[Start of THE INPUT]
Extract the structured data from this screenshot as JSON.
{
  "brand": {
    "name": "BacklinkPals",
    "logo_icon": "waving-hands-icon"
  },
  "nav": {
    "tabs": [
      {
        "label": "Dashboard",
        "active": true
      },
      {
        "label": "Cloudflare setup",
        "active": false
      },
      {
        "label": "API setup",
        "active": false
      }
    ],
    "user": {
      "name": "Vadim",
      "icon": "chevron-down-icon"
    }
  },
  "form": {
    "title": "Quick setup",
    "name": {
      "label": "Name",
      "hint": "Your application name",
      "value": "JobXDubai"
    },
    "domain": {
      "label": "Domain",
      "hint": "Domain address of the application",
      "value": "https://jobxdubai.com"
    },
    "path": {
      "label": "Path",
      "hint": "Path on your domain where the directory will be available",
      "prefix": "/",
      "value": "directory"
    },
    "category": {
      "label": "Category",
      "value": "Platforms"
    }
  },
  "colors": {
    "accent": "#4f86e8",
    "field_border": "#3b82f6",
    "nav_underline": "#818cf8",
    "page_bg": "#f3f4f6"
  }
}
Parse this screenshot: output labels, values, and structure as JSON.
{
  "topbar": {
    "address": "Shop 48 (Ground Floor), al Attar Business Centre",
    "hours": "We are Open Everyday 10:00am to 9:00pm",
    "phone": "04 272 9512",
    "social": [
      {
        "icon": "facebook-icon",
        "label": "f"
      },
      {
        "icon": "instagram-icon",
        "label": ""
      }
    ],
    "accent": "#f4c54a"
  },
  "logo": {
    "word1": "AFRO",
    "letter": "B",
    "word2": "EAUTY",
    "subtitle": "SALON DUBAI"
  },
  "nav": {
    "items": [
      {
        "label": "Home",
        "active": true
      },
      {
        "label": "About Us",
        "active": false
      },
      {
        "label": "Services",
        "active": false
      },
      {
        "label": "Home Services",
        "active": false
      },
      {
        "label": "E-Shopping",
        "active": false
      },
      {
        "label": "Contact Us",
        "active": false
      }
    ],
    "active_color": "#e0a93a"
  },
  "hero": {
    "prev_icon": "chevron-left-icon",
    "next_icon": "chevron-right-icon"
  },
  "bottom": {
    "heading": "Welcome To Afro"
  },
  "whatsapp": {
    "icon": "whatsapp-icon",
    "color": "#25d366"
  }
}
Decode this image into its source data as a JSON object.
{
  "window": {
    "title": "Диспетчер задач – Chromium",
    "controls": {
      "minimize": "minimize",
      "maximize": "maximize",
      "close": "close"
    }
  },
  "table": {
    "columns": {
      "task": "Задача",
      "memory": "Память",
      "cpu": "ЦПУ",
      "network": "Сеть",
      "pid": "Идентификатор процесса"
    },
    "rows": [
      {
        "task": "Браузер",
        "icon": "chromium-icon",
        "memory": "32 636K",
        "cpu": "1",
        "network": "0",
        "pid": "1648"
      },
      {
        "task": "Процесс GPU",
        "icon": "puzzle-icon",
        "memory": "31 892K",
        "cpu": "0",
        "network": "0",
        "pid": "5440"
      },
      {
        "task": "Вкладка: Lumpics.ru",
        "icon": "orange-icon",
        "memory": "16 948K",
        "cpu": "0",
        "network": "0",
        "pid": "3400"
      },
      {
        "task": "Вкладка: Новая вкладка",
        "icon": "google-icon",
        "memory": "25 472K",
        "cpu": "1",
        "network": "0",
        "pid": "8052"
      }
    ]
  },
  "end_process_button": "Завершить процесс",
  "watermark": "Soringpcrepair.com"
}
[End of THE INPUT]
EXERCISE »
Every line in the data above that contains "Services" needs to be copied.

ANSWER TO THIS PROBLEM »
        "label": "Services",
        "label": "Home Services",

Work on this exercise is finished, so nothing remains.